Given information:

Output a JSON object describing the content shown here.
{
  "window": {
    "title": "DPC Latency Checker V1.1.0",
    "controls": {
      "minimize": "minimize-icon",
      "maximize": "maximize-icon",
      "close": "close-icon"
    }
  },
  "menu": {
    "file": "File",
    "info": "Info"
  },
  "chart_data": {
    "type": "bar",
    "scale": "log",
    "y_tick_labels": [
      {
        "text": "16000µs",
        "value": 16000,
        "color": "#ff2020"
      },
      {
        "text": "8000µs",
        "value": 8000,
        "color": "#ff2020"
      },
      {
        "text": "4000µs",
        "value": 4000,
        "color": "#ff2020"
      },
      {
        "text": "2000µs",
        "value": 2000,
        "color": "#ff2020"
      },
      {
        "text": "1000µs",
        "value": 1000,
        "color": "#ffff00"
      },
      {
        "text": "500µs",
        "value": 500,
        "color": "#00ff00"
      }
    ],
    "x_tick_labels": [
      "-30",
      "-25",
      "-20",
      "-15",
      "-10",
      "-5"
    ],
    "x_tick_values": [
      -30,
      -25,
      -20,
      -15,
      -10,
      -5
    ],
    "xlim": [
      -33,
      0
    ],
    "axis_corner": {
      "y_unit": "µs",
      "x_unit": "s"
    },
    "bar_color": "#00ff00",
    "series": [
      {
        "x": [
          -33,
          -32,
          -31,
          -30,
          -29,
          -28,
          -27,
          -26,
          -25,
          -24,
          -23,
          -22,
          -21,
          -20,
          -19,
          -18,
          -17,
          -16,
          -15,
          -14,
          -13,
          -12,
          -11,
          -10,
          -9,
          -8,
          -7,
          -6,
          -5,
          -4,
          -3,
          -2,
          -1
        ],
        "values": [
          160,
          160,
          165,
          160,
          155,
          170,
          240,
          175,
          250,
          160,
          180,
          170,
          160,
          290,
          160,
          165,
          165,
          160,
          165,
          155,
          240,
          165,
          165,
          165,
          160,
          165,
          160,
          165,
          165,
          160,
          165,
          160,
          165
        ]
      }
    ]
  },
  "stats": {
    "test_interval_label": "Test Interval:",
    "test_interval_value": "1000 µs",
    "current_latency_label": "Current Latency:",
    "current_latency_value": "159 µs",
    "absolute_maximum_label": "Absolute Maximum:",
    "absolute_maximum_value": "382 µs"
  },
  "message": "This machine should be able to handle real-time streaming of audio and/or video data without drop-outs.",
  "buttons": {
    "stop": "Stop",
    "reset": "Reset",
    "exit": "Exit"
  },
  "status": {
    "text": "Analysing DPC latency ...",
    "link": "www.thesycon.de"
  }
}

Exercise: Copy out all lines where the word "icon" appears.

Response to the exercise:
      "minimize": "minimize-icon",
      "maximize": "maximize-icon",
      "close": "close-icon"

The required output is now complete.